--- Data records ---
━━━━━━━━━━━━━━━━━━━━

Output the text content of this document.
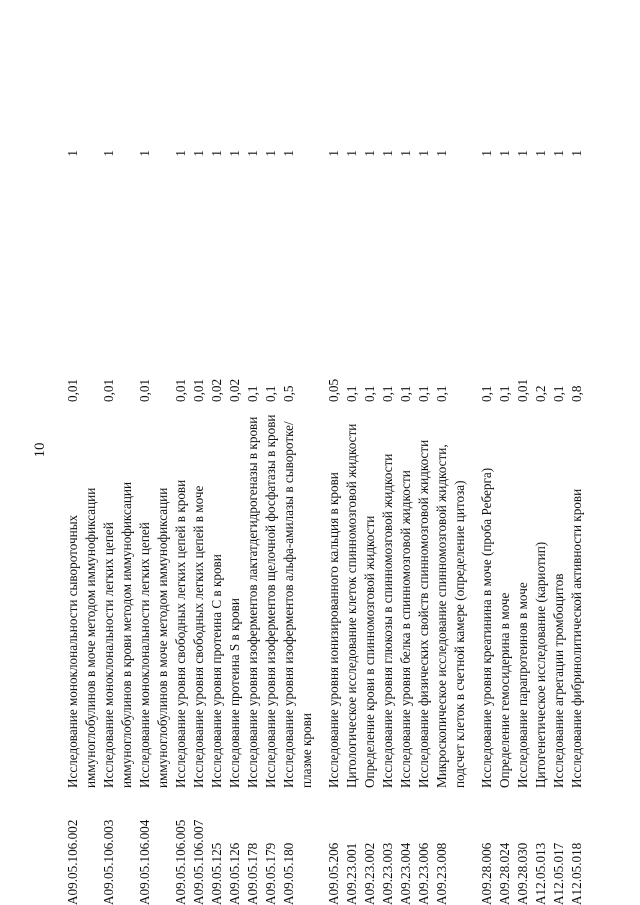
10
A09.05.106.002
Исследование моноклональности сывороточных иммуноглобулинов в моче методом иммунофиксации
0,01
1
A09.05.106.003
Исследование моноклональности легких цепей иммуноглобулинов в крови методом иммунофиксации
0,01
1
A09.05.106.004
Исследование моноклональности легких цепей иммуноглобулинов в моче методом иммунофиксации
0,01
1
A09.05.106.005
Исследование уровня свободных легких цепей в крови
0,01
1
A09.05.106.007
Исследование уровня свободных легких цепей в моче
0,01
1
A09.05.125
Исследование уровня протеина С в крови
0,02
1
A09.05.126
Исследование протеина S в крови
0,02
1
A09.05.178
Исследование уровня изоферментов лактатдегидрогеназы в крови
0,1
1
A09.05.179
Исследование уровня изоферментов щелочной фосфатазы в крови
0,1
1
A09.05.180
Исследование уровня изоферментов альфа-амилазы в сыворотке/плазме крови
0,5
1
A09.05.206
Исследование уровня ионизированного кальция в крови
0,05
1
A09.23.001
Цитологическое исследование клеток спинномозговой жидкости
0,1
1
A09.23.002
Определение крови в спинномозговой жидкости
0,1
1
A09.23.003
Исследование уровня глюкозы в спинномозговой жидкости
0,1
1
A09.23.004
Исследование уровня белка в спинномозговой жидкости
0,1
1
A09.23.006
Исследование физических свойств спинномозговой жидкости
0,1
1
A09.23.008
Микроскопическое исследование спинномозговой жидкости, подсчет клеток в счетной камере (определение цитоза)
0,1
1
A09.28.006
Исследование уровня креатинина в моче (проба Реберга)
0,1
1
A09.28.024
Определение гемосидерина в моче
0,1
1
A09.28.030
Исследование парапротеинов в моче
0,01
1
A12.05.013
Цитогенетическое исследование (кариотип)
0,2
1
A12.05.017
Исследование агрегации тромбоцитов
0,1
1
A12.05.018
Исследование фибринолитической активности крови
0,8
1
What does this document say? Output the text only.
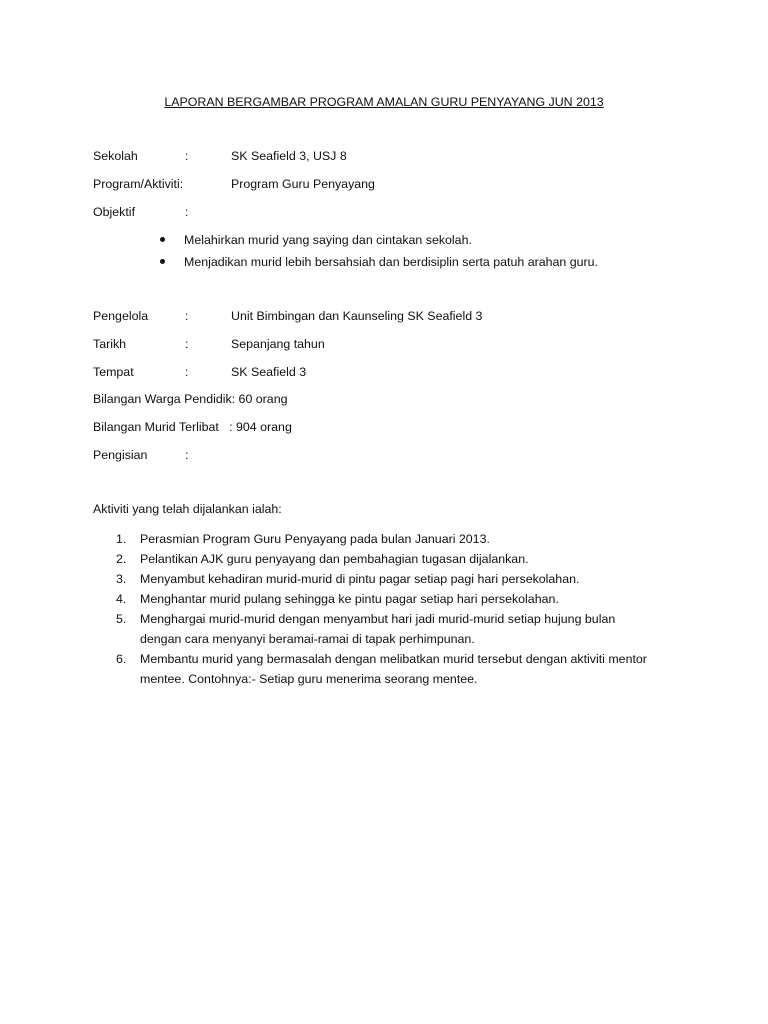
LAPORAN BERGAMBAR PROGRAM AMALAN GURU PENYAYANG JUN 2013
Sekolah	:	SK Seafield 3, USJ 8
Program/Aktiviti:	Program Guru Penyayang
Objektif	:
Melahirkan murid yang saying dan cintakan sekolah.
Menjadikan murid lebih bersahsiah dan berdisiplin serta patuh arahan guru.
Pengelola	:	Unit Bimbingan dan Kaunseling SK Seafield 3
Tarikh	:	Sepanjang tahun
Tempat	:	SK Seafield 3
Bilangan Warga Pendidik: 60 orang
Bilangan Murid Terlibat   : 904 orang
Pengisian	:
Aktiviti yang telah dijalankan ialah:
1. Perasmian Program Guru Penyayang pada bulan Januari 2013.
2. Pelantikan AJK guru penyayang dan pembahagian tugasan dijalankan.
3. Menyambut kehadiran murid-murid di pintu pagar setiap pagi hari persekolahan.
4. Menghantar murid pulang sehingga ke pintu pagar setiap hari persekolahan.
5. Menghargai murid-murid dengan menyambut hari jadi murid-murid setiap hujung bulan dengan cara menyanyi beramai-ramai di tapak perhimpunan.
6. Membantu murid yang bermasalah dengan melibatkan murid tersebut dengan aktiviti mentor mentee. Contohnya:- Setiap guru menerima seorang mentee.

━━━━━━━━━━━━━━━━━━━━

Here the job is to quote the lines from the one with "What does this" through the end of the material, both included, exactly; please skip the pictures.

What does this document say? Output the text only.
LAPORAN BERGAMBAR PROGRAM AMALAN GURU PENYAYANG JUN 2013
Sekolah	:	SK Seafield 3, USJ 8
Program/Aktiviti:	Program Guru Penyayang
Objektif	:
Melahirkan murid yang saying dan cintakan sekolah.
Menjadikan murid lebih bersahsiah dan berdisiplin serta patuh arahan guru.
Pengelola	:	Unit Bimbingan dan Kaunseling SK Seafield 3
Tarikh	:	Sepanjang tahun
Tempat	:	SK Seafield 3
Bilangan Warga Pendidik: 60 orang
Bilangan Murid Terlibat   : 904 orang
Pengisian	:
Aktiviti yang telah dijalankan ialah:
1. Perasmian Program Guru Penyayang pada bulan Januari 2013.
2. Pelantikan AJK guru penyayang dan pembahagian tugasan dijalankan.
3. Menyambut kehadiran murid-murid di pintu pagar setiap pagi hari persekolahan.
4. Menghantar murid pulang sehingga ke pintu pagar setiap hari persekolahan.
5. Menghargai murid-murid dengan menyambut hari jadi murid-murid setiap hujung bulan dengan cara menyanyi beramai-ramai di tapak perhimpunan.
6. Membantu murid yang bermasalah dengan melibatkan murid tersebut dengan aktiviti mentor mentee. Contohnya:- Setiap guru menerima seorang mentee.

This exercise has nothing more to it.